◆ **Stated goal**
Find every line in the records below that holds the word "Gold" and copy it.

◆ **Records from a data collection**
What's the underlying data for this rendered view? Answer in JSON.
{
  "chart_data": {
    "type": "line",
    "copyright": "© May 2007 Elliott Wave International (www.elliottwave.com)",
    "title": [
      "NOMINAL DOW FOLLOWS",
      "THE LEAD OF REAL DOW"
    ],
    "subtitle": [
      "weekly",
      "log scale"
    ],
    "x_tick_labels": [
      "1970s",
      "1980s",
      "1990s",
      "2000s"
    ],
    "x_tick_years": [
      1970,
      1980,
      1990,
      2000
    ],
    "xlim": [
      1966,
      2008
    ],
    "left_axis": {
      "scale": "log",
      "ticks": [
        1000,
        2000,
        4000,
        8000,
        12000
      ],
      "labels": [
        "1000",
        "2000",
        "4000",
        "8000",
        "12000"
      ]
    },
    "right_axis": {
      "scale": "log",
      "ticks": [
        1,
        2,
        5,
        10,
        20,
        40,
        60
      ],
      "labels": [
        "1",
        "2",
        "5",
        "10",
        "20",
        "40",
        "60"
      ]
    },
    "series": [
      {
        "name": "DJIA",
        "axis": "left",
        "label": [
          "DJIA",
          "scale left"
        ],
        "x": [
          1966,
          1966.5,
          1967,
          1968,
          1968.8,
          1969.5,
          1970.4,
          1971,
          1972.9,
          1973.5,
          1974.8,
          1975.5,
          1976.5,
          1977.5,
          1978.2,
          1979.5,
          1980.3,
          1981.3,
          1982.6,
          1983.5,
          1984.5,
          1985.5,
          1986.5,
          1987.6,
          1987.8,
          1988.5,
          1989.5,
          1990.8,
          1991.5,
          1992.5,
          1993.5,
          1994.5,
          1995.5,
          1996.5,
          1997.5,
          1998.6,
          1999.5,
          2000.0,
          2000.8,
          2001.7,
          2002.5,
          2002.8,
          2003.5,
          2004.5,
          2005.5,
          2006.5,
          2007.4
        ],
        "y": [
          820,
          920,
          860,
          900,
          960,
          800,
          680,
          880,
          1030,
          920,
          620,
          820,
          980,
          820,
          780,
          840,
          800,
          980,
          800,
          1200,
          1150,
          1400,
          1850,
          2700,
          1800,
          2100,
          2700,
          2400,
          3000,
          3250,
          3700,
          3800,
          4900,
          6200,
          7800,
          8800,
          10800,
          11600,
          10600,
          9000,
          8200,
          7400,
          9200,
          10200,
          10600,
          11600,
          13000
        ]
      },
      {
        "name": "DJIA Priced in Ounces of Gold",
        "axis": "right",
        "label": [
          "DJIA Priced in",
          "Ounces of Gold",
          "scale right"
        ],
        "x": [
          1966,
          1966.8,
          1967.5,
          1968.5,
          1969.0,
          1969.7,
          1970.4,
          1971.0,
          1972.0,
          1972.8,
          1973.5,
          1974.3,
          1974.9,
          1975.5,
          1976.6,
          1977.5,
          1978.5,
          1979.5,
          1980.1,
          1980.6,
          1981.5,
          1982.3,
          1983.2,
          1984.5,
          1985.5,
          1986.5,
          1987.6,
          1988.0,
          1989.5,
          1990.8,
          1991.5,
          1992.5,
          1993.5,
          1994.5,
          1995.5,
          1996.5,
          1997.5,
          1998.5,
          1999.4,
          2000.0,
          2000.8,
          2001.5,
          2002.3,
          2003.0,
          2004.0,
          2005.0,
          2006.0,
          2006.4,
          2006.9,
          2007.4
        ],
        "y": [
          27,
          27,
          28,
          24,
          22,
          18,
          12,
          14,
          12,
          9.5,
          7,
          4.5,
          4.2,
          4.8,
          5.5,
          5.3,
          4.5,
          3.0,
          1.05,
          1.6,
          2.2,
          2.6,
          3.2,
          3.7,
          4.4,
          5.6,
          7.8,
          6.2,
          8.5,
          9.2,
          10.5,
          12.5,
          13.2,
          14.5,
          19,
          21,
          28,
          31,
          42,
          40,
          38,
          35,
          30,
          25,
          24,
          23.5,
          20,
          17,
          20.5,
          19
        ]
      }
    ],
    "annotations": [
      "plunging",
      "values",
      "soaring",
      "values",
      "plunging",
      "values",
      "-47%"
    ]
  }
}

◆ **Solution to this exercise**
        "name": "DJIA Priced in Ounces of Gold",
          "Ounces of Gold",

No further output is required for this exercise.